### Exercise inputs
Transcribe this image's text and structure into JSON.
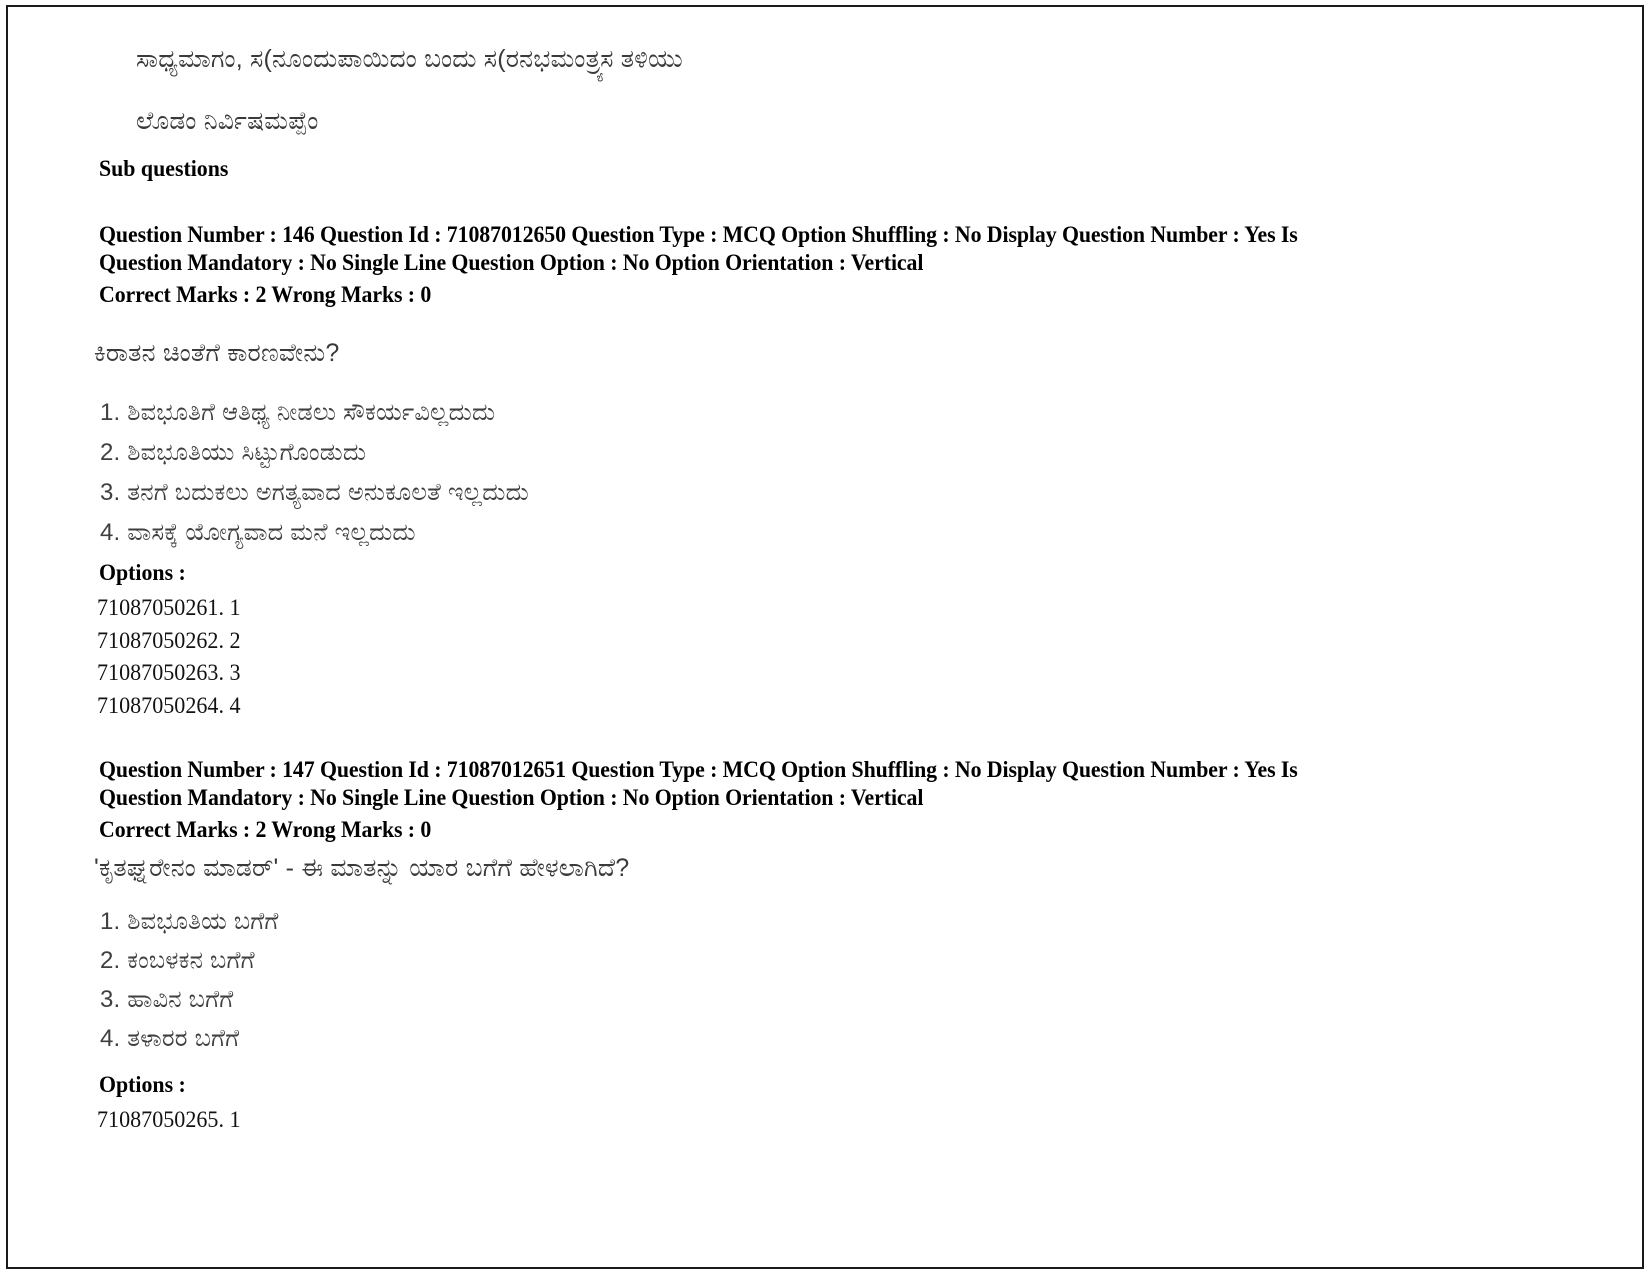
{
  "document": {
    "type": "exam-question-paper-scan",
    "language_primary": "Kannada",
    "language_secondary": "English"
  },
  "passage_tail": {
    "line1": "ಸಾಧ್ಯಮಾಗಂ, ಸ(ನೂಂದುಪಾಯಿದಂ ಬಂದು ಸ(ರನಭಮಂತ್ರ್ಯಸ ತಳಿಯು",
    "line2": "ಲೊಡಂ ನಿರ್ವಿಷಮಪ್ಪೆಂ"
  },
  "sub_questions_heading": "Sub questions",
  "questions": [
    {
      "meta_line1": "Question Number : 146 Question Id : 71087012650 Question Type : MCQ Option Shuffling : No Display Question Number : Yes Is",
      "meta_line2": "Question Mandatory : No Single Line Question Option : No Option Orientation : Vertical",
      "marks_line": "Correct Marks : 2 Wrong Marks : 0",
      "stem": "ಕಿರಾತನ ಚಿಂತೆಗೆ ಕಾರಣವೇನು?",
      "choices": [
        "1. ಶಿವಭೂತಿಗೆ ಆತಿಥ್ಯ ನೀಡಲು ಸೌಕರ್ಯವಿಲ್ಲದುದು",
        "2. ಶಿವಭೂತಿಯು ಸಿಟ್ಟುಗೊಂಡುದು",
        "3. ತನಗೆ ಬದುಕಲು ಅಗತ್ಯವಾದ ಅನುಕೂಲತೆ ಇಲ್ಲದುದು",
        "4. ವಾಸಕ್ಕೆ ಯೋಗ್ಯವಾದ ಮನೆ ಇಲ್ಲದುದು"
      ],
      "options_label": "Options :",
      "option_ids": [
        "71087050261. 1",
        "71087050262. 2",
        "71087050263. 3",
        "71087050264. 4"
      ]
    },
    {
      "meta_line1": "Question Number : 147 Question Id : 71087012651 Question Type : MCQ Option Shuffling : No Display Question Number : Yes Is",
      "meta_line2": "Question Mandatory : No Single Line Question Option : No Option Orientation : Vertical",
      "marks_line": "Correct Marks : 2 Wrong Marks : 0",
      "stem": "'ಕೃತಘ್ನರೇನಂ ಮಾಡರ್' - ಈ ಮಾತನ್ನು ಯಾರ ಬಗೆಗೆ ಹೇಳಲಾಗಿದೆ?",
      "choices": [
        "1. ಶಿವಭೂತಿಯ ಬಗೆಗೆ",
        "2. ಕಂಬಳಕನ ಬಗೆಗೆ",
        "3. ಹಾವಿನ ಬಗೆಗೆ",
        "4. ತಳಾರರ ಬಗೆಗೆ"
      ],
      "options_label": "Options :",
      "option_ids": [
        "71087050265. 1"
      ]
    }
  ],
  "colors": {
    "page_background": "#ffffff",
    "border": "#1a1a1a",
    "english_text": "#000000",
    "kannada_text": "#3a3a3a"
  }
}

### Goal
Leave the images out, please, and restate each line word for word.

### Response
Transcribe this image's text and structure into JSON.
{
  "document": {
    "type": "exam-question-paper-scan",
    "language_primary": "Kannada",
    "language_secondary": "English"
  },
  "passage_tail": {
    "line1": "ಸಾಧ್ಯಮಾಗಂ, ಸ(ನೂಂದುಪಾಯಿದಂ ಬಂದು ಸ(ರನಭಮಂತ್ರ್ಯಸ ತಳಿಯು",
    "line2": "ಲೊಡಂ ನಿರ್ವಿಷಮಪ್ಪೆಂ"
  },
  "sub_questions_heading": "Sub questions",
  "questions": [
    {
      "meta_line1": "Question Number : 146 Question Id : 71087012650 Question Type : MCQ Option Shuffling : No Display Question Number : Yes Is",
      "meta_line2": "Question Mandatory : No Single Line Question Option : No Option Orientation : Vertical",
      "marks_line": "Correct Marks : 2 Wrong Marks : 0",
      "stem": "ಕಿರಾತನ ಚಿಂತೆಗೆ ಕಾರಣವೇನು?",
      "choices": [
        "1. ಶಿವಭೂತಿಗೆ ಆತಿಥ್ಯ ನೀಡಲು ಸೌಕರ್ಯವಿಲ್ಲದುದು",
        "2. ಶಿವಭೂತಿಯು ಸಿಟ್ಟುಗೊಂಡುದು",
        "3. ತನಗೆ ಬದುಕಲು ಅಗತ್ಯವಾದ ಅನುಕೂಲತೆ ಇಲ್ಲದುದು",
        "4. ವಾಸಕ್ಕೆ ಯೋಗ್ಯವಾದ ಮನೆ ಇಲ್ಲದುದು"
      ],
      "options_label": "Options :",
      "option_ids": [
        "71087050261. 1",
        "71087050262. 2",
        "71087050263. 3",
        "71087050264. 4"
      ]
    },
    {
      "meta_line1": "Question Number : 147 Question Id : 71087012651 Question Type : MCQ Option Shuffling : No Display Question Number : Yes Is",
      "meta_line2": "Question Mandatory : No Single Line Question Option : No Option Orientation : Vertical",
      "marks_line": "Correct Marks : 2 Wrong Marks : 0",
      "stem": "'ಕೃತಘ್ನರೇನಂ ಮಾಡರ್' - ಈ ಮಾತನ್ನು ಯಾರ ಬಗೆಗೆ ಹೇಳಲಾಗಿದೆ?",
      "choices": [
        "1. ಶಿವಭೂತಿಯ ಬಗೆಗೆ",
        "2. ಕಂಬಳಕನ ಬಗೆಗೆ",
        "3. ಹಾವಿನ ಬಗೆಗೆ",
        "4. ತಳಾರರ ಬಗೆಗೆ"
      ],
      "options_label": "Options :",
      "option_ids": [
        "71087050265. 1"
      ]
    }
  ],
  "colors": {
    "page_background": "#ffffff",
    "border": "#1a1a1a",
    "english_text": "#000000",
    "kannada_text": "#3a3a3a"
  }
}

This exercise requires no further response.